Records from a data collection:
|---|

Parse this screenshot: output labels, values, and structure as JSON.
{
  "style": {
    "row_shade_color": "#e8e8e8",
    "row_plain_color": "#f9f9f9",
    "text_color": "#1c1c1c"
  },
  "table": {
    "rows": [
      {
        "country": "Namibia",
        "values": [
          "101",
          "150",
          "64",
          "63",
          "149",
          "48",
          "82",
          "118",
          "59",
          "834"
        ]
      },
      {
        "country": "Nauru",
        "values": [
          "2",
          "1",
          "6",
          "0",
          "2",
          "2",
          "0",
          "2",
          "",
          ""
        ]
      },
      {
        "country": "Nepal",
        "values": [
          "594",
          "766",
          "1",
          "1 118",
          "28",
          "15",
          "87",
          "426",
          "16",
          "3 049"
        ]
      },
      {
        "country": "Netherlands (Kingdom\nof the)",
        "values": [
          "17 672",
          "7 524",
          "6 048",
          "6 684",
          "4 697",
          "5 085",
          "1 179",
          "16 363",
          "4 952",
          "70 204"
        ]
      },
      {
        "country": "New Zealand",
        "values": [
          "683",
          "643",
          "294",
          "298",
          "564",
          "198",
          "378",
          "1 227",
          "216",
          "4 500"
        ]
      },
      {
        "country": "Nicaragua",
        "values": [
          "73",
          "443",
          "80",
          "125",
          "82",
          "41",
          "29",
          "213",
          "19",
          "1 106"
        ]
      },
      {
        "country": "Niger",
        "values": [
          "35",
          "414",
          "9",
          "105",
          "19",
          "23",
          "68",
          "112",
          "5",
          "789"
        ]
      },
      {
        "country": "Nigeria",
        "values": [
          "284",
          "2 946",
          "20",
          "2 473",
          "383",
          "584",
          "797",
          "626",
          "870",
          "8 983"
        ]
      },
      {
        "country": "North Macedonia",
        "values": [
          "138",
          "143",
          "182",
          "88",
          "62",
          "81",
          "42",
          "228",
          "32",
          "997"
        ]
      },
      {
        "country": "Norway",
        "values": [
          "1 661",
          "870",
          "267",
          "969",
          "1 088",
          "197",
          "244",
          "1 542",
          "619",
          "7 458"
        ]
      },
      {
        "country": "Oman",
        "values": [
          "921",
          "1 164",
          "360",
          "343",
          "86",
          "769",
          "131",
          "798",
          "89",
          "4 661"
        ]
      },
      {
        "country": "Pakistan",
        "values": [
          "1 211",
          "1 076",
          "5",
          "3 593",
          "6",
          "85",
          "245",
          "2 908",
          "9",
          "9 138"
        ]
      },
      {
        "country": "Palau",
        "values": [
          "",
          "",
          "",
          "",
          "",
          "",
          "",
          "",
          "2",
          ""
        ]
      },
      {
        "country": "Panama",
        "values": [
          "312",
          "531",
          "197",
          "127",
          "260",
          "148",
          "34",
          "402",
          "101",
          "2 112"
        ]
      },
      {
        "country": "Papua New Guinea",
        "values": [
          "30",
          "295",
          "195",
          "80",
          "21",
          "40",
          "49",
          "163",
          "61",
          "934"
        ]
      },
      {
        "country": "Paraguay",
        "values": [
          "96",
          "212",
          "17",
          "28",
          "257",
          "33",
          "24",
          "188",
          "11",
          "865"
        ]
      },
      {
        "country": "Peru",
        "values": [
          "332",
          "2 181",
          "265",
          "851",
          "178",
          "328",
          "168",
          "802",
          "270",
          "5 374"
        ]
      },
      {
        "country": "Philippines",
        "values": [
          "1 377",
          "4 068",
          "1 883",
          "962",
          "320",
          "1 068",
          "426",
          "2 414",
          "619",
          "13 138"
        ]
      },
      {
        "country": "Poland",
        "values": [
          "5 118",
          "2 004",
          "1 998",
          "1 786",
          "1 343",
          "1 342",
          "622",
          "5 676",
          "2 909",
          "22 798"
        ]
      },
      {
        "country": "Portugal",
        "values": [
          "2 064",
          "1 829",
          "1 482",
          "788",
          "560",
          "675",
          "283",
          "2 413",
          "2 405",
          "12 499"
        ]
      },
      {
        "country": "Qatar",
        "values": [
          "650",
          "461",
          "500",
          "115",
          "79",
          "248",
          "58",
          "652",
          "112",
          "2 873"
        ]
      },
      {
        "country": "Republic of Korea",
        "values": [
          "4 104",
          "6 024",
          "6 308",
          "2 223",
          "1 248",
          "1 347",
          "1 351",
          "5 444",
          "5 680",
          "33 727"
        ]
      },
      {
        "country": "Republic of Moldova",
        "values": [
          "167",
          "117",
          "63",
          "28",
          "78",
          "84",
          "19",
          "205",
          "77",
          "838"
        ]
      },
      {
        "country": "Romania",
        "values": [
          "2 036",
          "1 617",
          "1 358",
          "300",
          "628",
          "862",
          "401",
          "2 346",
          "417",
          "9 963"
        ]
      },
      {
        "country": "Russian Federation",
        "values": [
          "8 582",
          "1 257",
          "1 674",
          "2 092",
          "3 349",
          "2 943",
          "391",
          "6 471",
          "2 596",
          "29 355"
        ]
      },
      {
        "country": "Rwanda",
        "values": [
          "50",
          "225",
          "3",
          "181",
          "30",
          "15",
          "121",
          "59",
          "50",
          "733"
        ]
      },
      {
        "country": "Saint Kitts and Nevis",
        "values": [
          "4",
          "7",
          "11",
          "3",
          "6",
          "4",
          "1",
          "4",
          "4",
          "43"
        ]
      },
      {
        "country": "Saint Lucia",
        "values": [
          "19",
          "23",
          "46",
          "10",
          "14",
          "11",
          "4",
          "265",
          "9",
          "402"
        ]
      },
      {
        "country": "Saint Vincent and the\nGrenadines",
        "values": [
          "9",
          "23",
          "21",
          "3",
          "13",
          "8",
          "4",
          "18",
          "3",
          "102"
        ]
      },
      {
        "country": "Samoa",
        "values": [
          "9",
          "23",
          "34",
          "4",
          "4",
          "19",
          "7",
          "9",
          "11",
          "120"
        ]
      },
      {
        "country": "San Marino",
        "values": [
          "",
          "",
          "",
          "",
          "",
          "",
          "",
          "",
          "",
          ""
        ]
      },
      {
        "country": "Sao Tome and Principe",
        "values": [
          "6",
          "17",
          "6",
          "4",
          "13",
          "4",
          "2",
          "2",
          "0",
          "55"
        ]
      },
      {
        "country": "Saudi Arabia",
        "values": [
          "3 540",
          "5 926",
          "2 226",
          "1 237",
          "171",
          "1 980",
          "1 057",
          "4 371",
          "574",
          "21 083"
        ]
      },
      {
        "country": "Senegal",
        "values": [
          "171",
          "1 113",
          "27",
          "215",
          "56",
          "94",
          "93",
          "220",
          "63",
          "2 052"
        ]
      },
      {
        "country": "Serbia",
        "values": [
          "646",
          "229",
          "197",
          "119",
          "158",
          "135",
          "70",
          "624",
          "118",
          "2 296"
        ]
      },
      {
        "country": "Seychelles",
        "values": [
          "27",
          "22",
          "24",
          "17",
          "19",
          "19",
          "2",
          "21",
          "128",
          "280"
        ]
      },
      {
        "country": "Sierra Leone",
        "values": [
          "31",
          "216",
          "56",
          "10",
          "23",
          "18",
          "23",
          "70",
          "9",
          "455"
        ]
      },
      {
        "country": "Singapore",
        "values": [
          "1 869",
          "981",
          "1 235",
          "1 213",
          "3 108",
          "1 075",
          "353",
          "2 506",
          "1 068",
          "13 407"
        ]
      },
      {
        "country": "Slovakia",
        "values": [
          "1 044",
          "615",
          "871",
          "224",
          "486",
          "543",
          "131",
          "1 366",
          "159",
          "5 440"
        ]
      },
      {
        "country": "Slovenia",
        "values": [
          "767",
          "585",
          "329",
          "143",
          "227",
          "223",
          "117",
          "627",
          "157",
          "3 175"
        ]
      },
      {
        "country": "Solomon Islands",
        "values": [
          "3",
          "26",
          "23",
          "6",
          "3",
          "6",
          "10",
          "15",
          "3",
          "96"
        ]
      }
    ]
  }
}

|---|

Out of the records, collect only those lines that contain the string "Saint".

        "country": "Saint Kitts and Nevis",
        "country": "Saint Lucia",
        "country": "Saint Vincent and the\nGrenadines",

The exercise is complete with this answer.